>> Begin Source

Additionally, the government also enacted postage‐

stamp wheeling charges earmarked solely for

renewable energy to benefit renewable energy

production. As a result, buyers of renewable energy

see power rates that directly compete with fossil

fuel‐generated energy.

The Mexican government provided for a sea change

in renewable energy development in 2014 by

enacting sweeping reforms to the entire electricity

sector. Renewable energy projects that had begun

their interconnection process with CFE before the

government passed the reforms have been

grandfathered into the renewable energy policies in

place prior to the enactment of the reforms. One

drastic change enacted by the government is that

renewable energy offtakers are no longer required

to be shareholders of the project company

developing the renewable energy project. By lifting

the “self‐supply” requirement, offtakers can be

solely short or long‐term customers of renewable

energy projects. The new electricity reforms define

“available customers,” with whom energy producers

can contract, because they have an aggregate load

demand of at least 3 MW. After one year, the

threshold will be reduced to 2 MW, and after two

years it will be further lowered to 1 MW of

aggregate load demand.

The new market structure portends to allow greater

flexibility in aggregating customers with varied

energy demands and contracting strategies. In some

cases, developers may look to secure long‐term

anchor customers with attractive pricing with the

majority of the available capacity of a project, which

supports long‐term nonrecourse financing. Once a

developer secures its core customers, the developer

then can contract out the remaining available

capacity with shorter‐term and higher‐priced off‐

takers to increase project profitability.

The wildcard in renewable energy development for

Mexico is whether the government policymakers

suspend postage‐stamp wheeling and energy

banking for new renewable energy project

developments. Removing postage‐stamp wheeling

may slow down future wind and solar developments

by forcing developers to site their projects closer to

off‐takers, thus losing the ability to aggregate loads

on a nation‐wide basis and failing to optimally use



Mexico’s renewable energy sources. Any dismantling

of the energy banking system can also delay

renewable energy development by forcing

developers to install expensive storage alternatives

to compensate for the intermittent nature of solar

and wind power generation or purchase

replacement energy from the proposed wholesale

energy market, which the government has yet to

develop. The reforms also provide for a system of

clean energy credits, which the government must

still develop, regulate, and implement.

>> End Source
>> Begin Given information

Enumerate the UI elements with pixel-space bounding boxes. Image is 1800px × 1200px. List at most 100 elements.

>> End Given information

Written instruction 1:
For each statement about the passage on Mexico's renewable energy reforms, answer yes or no, and quote the exact words from the passage that decide it. (a) Under the 2014 reforms, renewable energy offtakers must still be shareholders of the project company. (b) Two years after the reforms, the aggregate load demand threshold for "available customers" drops to 1 MW. (c) The government has already developed the proposed wholesale energy market.
Written instruction 2:
Continue the passage on Mexico's renewable energy reforms, starting after its final sentence.

Output 1:
(a) No: "renewable energy offtakers are no longer required to be shareholders of the project company"
(b) Yes: "after two years it will be further lowered to 1 MW of aggregate load demand"
(c) No: "which the government has yet to develop"

Output 2:
READILY AVAILABLE FINANCING

The true test of whether the projects in a market are

viable is determining if third‐party, non‐recourse

financing is available. In Mexico, Japanese, U.S., and

European commercial lending institutions are

actively looking for lending opportunities to well‐

structured renewable energy projects. Multilateral

lending institutions, such as the International

Finance Corporation, the Inter‐American

Development Bank, and North American

Development Bank are also working in the Mexican

market with creative financing structures. In addition

to multilateral financing institutions and commercial

lenders, international development banks have

supported infrastructure projects that promote

certain economic, environmental or social

objectives. Some international development banks

have even prioritized the Mexican market as a target

lending environment to spur specific project

development, such as renewable energy power

plants. Understanding the present requirements of

potential lenders and the structures of past

financings is essential for developers trying to secure

nonrecourse project financing. The most successful

projects will be those that incorporate this

knowledge early on in the development phase of a

project. Failure to anticipate these requirements

creates an Achilles heel for uninformed market

participants.

CONCLUSION

The Mexican energy market is poised to attract the

majority of new renewable energy investment in the

Americas if Mexican policymakers continue to view

renewable energy as a critical part of the country’s

overall power generation portfolio and enact policies

to promote increased wind, solar, and geothermal

development. Mexico’s natural renewable resources

and its thriving economy have provided it with an

opportunity to become a world leader in renewable

energy development at a time when developers the

world over are searching for investment

opportunities.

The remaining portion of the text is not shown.